§ Data records

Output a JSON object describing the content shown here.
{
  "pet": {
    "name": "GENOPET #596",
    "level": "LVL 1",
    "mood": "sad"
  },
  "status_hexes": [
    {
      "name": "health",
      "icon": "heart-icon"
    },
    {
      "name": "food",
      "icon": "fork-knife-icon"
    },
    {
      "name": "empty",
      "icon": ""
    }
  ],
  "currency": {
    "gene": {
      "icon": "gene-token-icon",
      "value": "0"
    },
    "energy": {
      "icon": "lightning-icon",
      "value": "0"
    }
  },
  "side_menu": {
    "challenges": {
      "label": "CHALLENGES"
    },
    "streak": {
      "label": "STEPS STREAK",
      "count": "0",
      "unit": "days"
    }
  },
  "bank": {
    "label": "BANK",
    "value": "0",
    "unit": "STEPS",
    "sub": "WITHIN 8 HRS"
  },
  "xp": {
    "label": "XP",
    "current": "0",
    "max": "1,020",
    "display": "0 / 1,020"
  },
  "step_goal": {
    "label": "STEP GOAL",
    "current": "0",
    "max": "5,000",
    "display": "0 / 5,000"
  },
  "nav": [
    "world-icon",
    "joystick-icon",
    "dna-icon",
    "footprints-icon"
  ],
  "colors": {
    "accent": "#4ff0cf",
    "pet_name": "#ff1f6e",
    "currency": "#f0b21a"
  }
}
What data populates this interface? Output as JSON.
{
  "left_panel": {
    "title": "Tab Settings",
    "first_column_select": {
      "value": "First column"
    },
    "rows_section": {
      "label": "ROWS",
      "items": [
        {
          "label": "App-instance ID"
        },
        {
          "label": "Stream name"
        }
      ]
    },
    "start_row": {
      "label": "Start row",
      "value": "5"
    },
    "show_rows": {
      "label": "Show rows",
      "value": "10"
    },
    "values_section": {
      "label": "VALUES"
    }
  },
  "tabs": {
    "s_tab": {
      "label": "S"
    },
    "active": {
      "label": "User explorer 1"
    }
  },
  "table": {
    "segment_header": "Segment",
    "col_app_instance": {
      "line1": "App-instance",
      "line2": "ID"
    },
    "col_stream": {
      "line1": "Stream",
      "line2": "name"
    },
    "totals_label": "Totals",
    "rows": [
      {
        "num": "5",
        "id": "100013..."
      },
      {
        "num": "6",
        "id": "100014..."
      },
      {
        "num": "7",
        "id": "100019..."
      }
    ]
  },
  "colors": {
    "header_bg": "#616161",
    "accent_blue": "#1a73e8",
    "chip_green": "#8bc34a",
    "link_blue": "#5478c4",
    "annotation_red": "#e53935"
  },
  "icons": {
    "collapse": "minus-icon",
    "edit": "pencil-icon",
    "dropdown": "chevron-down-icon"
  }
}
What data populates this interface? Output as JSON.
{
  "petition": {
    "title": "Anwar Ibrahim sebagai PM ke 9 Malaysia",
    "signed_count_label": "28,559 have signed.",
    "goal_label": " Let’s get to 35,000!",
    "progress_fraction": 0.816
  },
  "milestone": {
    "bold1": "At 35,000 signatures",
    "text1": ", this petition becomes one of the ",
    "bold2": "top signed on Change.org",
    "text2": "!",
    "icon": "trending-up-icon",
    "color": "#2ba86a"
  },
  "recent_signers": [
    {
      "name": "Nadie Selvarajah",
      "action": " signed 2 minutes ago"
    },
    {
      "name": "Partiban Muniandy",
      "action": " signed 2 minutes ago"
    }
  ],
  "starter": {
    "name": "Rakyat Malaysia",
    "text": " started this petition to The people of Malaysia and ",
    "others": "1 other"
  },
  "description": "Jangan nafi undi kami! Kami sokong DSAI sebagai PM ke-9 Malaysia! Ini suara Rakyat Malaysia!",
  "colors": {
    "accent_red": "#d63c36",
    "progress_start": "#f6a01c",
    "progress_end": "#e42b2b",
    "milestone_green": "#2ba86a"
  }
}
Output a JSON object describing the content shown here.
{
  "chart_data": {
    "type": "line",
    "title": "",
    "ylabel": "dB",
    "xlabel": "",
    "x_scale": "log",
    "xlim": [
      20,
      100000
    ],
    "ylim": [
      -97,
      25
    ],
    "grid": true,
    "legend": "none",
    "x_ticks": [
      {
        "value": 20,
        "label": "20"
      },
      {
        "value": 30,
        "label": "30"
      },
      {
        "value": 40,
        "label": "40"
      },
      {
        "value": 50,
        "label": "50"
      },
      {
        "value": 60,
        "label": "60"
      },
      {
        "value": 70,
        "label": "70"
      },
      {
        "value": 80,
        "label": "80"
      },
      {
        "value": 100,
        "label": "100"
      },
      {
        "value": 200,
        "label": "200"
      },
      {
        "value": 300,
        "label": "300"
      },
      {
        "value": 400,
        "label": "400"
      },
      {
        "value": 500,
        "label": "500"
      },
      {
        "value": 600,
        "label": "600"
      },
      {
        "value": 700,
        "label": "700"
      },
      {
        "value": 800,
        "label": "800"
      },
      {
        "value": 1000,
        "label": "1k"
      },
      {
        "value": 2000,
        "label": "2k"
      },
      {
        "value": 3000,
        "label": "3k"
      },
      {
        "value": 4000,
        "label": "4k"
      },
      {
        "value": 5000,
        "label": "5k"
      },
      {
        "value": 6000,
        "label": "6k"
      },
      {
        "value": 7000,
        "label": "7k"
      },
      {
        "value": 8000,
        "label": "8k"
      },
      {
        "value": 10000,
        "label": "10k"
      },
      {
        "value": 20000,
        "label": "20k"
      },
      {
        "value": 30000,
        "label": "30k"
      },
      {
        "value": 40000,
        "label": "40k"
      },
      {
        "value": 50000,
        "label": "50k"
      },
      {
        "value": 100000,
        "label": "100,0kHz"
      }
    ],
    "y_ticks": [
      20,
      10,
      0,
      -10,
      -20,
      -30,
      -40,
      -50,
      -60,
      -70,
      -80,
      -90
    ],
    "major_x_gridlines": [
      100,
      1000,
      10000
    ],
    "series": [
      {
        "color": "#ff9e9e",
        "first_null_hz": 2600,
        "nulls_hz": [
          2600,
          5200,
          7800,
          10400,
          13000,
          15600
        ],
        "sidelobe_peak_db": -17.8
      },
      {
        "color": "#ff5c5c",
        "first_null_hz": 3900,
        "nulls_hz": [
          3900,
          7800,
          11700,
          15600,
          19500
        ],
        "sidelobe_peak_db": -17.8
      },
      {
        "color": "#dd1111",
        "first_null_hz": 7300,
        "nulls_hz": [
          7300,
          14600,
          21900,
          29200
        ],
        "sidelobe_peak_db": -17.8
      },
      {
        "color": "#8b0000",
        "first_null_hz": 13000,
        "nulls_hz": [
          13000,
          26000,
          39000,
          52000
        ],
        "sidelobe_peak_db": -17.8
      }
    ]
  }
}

§ Short task
Copy down the material exactly as written.

§ Answer
Output a JSON object describing the content shown here.
{
  "pet": {
    "name": "GENOPET #596",
    "level": "LVL 1",
    "mood": "sad"
  },
  "status_hexes": [
    {
      "name": "health",
      "icon": "heart-icon"
    },
    {
      "name": "food",
      "icon": "fork-knife-icon"
    },
    {
      "name": "empty",
      "icon": ""
    }
  ],
  "currency": {
    "gene": {
      "icon": "gene-token-icon",
      "value": "0"
    },
    "energy": {
      "icon": "lightning-icon",
      "value": "0"
    }
  },
  "side_menu": {
    "challenges": {
      "label": "CHALLENGES"
    },
    "streak": {
      "label": "STEPS STREAK",
      "count": "0",
      "unit": "days"
    }
  },
  "bank": {
    "label": "BANK",
    "value": "0",
    "unit": "STEPS",
    "sub": "WITHIN 8 HRS"
  },
  "xp": {
    "label": "XP",
    "current": "0",
    "max": "1,020",
    "display": "0 / 1,020"
  },
  "step_goal": {
    "label": "STEP GOAL",
    "current": "0",
    "max": "5,000",
    "display": "0 / 5,000"
  },
  "nav": [
    "world-icon",
    "joystick-icon",
    "dna-icon",
    "footprints-icon"
  ],
  "colors": {
    "accent": "#4ff0cf",
    "pet_name": "#ff1f6e",
    "currency": "#f0b21a"
  }
}
What data populates this interface? Output as JSON.
{
  "left_panel": {
    "title": "Tab Settings",
    "first_column_select": {
      "value": "First column"
    },
    "rows_section": {
      "label": "ROWS",
      "items": [
        {
          "label": "App-instance ID"
        },
        {
          "label": "Stream name"
        }
      ]
    },
    "start_row": {
      "label": "Start row",
      "value": "5"
    },
    "show_rows": {
      "label": "Show rows",
      "value": "10"
    },
    "values_section": {
      "label": "VALUES"
    }
  },
  "tabs": {
    "s_tab": {
      "label": "S"
    },
    "active": {
      "label": "User explorer 1"
    }
  },
  "table": {
    "segment_header": "Segment",
    "col_app_instance": {
      "line1": "App-instance",
      "line2": "ID"
    },
    "col_stream": {
      "line1": "Stream",
      "line2": "name"
    },
    "totals_label": "Totals",
    "rows": [
      {
        "num": "5",
        "id": "100013..."
      },
      {
        "num": "6",
        "id": "100014..."
      },
      {
        "num": "7",
        "id": "100019..."
      }
    ]
  },
  "colors": {
    "header_bg": "#616161",
    "accent_blue": "#1a73e8",
    "chip_green": "#8bc34a",
    "link_blue": "#5478c4",
    "annotation_red": "#e53935"
  },
  "icons": {
    "collapse": "minus-icon",
    "edit": "pencil-icon",
    "dropdown": "chevron-down-icon"
  }
}
What data populates this interface? Output as JSON.
{
  "petition": {
    "title": "Anwar Ibrahim sebagai PM ke 9 Malaysia",
    "signed_count_label": "28,559 have signed.",
    "goal_label": " Let’s get to 35,000!",
    "progress_fraction": 0.816
  },
  "milestone": {
    "bold1": "At 35,000 signatures",
    "text1": ", this petition becomes one of the ",
    "bold2": "top signed on Change.org",
    "text2": "!",
    "icon": "trending-up-icon",
    "color": "#2ba86a"
  },
  "recent_signers": [
    {
      "name": "Nadie Selvarajah",
      "action": " signed 2 minutes ago"
    },
    {
      "name": "Partiban Muniandy",
      "action": " signed 2 minutes ago"
    }
  ],
  "starter": {
    "name": "Rakyat Malaysia",
    "text": " started this petition to The people of Malaysia and ",
    "others": "1 other"
  },
  "description": "Jangan nafi undi kami! Kami sokong DSAI sebagai PM ke-9 Malaysia! Ini suara Rakyat Malaysia!",
  "colors": {
    "accent_red": "#d63c36",
    "progress_start": "#f6a01c",
    "progress_end": "#e42b2b",
    "milestone_green": "#2ba86a"
  }
}
Output a JSON object describing the content shown here.
{
  "chart_data": {
    "type": "line",
    "title": "",
    "ylabel": "dB",
    "xlabel": "",
    "x_scale": "log",
    "xlim": [
      20,
      100000
    ],
    "ylim": [
      -97,
      25
    ],
    "grid": true,
    "legend": "none",
    "x_ticks": [
      {
        "value": 20,
        "label": "20"
      },
      {
        "value": 30,
        "label": "30"
      },
      {
        "value": 40,
        "label": "40"
      },
      {
        "value": 50,
        "label": "50"
      },
      {
        "value": 60,
        "label": "60"
      },
      {
        "value": 70,
        "label": "70"
      },
      {
        "value": 80,
        "label": "80"
      },
      {
        "value": 100,
        "label": "100"
      },
      {
        "value": 200,
        "label": "200"
      },
      {
        "value": 300,
        "label": "300"
      },
      {
        "value": 400,
        "label": "400"
      },
      {
        "value": 500,
        "label": "500"
      },
      {
        "value": 600,
        "label": "600"
      },
      {
        "value": 700,
        "label": "700"
      },
      {
        "value": 800,
        "label": "800"
      },
      {
        "value": 1000,
        "label": "1k"
      },
      {
        "value": 2000,
        "label": "2k"
      },
      {
        "value": 3000,
        "label": "3k"
      },
      {
        "value": 4000,
        "label": "4k"
      },
      {
        "value": 5000,
        "label": "5k"
      },
      {
        "value": 6000,
        "label": "6k"
      },
      {
        "value": 7000,
        "label": "7k"
      },
      {
        "value": 8000,
        "label": "8k"
      },
      {
        "value": 10000,
        "label": "10k"
      },
      {
        "value": 20000,
        "label": "20k"
      },
      {
        "value": 30000,
        "label": "30k"
      },
      {
        "value": 40000,
        "label": "40k"
      },
      {
        "value": 50000,
        "label": "50k"
      },
      {
        "value": 100000,
        "label": "100,0kHz"
      }
    ],
    "y_ticks": [
      20,
      10,
      0,
      -10,
      -20,
      -30,
      -40,
      -50,
      -60,
      -70,
      -80,
      -90
    ],
    "major_x_gridlines": [
      100,
      1000,
      10000
    ],
    "series": [
      {
        "color": "#ff9e9e",
        "first_null_hz": 2600,
        "nulls_hz": [
          2600,
          5200,
          7800,
          10400,
          13000,
          15600
        ],
        "sidelobe_peak_db": -17.8
      },
      {
        "color": "#ff5c5c",
        "first_null_hz": 3900,
        "nulls_hz": [
          3900,
          7800,
          11700,
          15600,
          19500
        ],
        "sidelobe_peak_db": -17.8
      },
      {
        "color": "#dd1111",
        "first_null_hz": 7300,
        "nulls_hz": [
          7300,
          14600,
          21900,
          29200
        ],
        "sidelobe_peak_db": -17.8
      },
      {
        "color": "#8b0000",
        "first_null_hz": 13000,
        "nulls_hz": [
          13000,
          26000,
          39000,
          52000
        ],
        "sidelobe_peak_db": -17.8
      }
    ]
  }
}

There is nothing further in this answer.